About
Words by Simon Difford
We have over 5,400 cocktails on Difford's Guide but these were the 100 most viewed during 2022.
The Porn Star Martini was yet again our most viewed cocktail but I feel it should have been the Espresso Martini. I suspect that the number of variations we have for this cocktail divided its page views to keep the Porn Star in pole position. [Forgive the pun!]
Viewing the stats by continent and individual countries also reveals different preferences, for example in the Americas the Cantaritos is by far the most viewed cocktail, Australians the Fluffy Duck while sadly many us Brits seem to prefer a Cheek Vimto.
Our "World's Top 100 Cocktails" (click the tabbed pages to view, 1-20, 21-40, 41-60, 61-80, 81-100) are generated by accessing the page view analytics from the truly international traffic to Difford's Guide.
Covid and the resulting Lockdowns around the world inevitably affected folks' online preferences and with increased time at home led many to become home cocktail enthusiasts. As a result, our traffic surged to over 1.3 million monthly users viewing over 4.4 million pages a month. Happily, post-Covid home cocktail-making continues to thrive so taking our traffic back to Lockdown highs. On New Year's Eve we had 108,035 users viewing 301,141 pages – our biggest day ever.
The New Year is when folk like me write pieces such as this, looking back over the past year. It's also when we look forward and make predictions. Last year, after seven years as our most viewed cocktail, I predicted that Porn Star's popularity would wane in 2022. Instead, it stayed on top for an eighth year. So instead of looking forward, I'm looking back to a listicle in the brilliantly named 1936 Burke's Complete Cocktail and Tastybite Recipe book along with the most popular cocktails in 1934 according to Esquire. [Or see the top 20 cocktails from 2022.]
Ten Best Cocktails of 1934 by Frank Shay, Esquire 1934
- The Old-Fashioned
- The Dry Martini
- Ward Eight
- The Vodka Cocktail
- Vermouth Cassis
- Champagne Cocktail
- Planters' Punch
- The Old-Fashioned Dutch
- Harvest Moon
- The Daiquiri
A cocktail if it is to be of any value must have the quality of revivifying the drinker; it must lift him out of the doldrums of the workaday world and give him rosy visions of himself and his fellow-man. He must be, for a short time, the man he thinks he is and after two of the foregoing, three if he is a hard case, he should be able to say: 'Here I come, head up, tail over the dashboard and all pores open.'
Frank Shay, 1934
As we finish the first year of the Newer Freedom the ten cocktails listed and enumerated above hold the leading positions. They won their places on sheer merit and it will be well worth our while to watch them and see how they fare during the second year.

++++++++++++++++++++

- [Work to be completed]
Answer these from the cocktail piece:
(a) Which cocktail is by far the most viewed in the Americas?
(b) How many users visited Difford's Guide on New Year's Eve?
(c) Which cocktail is last in Frank Shay's 1934 list?
The entries aren't needed to answer anything about the cocktail piece.

++++++++++++++++++++

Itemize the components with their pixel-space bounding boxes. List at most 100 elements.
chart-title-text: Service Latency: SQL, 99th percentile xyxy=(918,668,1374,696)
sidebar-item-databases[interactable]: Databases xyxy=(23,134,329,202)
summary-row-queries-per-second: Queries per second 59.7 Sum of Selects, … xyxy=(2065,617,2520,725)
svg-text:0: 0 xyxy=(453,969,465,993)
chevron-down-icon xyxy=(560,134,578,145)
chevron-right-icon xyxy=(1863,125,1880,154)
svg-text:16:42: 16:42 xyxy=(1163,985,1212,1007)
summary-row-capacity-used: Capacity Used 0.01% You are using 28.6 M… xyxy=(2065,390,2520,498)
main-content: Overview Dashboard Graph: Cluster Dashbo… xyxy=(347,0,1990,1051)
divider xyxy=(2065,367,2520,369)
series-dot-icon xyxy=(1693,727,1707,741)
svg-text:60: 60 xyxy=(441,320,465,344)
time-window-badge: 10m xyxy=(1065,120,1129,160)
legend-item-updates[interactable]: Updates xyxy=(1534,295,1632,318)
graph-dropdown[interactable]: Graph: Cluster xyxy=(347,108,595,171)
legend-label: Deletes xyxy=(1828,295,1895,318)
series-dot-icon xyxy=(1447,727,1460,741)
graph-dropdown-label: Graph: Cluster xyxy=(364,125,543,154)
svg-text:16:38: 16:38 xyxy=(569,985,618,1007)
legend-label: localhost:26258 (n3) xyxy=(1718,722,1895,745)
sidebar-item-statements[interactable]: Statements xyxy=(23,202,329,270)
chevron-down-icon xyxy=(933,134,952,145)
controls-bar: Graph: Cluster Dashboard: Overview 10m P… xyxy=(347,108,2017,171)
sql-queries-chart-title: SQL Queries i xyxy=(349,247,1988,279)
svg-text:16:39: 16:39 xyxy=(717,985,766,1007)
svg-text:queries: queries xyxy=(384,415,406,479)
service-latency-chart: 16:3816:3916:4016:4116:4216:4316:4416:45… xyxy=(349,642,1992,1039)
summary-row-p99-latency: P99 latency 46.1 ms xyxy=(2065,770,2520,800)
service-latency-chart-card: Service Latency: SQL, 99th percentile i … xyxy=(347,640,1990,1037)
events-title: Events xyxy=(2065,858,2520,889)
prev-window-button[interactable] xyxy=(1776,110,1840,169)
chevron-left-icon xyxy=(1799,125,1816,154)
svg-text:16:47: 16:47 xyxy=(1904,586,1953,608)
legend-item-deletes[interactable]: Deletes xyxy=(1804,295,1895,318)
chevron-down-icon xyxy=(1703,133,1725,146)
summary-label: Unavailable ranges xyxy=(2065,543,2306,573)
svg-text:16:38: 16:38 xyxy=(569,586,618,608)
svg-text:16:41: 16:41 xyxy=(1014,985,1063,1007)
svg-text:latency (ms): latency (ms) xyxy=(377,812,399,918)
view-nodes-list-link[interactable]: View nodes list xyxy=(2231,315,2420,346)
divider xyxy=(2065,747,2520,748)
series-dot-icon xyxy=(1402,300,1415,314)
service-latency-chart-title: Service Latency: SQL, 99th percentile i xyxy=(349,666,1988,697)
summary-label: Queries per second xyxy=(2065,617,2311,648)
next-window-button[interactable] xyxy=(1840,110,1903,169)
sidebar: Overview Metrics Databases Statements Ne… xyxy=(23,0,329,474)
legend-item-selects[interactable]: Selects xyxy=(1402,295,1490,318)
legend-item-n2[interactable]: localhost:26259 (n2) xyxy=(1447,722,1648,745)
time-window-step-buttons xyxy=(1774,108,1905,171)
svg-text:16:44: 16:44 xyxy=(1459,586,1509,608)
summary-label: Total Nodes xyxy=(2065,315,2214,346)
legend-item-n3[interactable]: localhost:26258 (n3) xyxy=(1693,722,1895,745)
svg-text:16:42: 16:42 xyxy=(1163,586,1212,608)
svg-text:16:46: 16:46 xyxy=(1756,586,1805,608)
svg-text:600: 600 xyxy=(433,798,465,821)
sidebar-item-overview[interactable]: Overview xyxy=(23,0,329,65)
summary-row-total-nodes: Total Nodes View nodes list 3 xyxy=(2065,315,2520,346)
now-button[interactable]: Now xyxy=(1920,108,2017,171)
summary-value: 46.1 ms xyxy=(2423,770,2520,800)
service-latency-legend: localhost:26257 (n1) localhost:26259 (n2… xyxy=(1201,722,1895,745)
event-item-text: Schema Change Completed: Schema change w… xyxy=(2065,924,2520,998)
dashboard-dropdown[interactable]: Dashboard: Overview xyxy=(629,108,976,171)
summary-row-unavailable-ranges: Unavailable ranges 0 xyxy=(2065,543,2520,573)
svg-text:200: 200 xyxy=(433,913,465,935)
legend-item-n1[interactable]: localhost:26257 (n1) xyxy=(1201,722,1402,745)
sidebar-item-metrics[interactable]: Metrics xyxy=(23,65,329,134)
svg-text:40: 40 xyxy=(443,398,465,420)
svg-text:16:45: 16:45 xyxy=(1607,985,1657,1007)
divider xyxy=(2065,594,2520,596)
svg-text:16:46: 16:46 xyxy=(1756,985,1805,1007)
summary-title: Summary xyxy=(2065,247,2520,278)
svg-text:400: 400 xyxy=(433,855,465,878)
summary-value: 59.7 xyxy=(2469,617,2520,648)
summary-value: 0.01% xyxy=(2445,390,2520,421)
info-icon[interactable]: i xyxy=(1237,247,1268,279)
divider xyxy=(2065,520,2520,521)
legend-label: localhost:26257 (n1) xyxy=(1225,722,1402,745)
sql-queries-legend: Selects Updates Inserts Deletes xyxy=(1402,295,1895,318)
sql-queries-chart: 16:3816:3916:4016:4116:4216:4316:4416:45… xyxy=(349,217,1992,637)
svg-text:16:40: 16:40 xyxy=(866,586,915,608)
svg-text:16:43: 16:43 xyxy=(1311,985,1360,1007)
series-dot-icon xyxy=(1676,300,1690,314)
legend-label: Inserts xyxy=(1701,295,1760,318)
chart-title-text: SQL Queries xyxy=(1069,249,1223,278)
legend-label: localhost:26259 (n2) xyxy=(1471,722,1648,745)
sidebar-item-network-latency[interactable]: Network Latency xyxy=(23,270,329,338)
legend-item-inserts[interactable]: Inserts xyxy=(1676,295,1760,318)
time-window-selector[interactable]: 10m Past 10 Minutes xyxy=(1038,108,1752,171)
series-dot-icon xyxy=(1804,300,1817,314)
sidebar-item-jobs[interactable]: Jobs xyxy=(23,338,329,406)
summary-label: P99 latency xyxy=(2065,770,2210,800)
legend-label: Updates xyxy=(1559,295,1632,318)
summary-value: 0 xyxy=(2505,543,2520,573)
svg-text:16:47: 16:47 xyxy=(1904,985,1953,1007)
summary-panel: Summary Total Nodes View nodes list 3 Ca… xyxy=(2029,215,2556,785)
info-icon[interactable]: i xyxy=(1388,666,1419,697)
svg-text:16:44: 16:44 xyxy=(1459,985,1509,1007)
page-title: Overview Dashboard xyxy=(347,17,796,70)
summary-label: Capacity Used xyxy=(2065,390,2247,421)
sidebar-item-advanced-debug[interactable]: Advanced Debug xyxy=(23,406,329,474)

++++++++++++++++++++

- [Expected answer]
(a) The Cantaritos
(b) 108,035
(c) The Daiquiri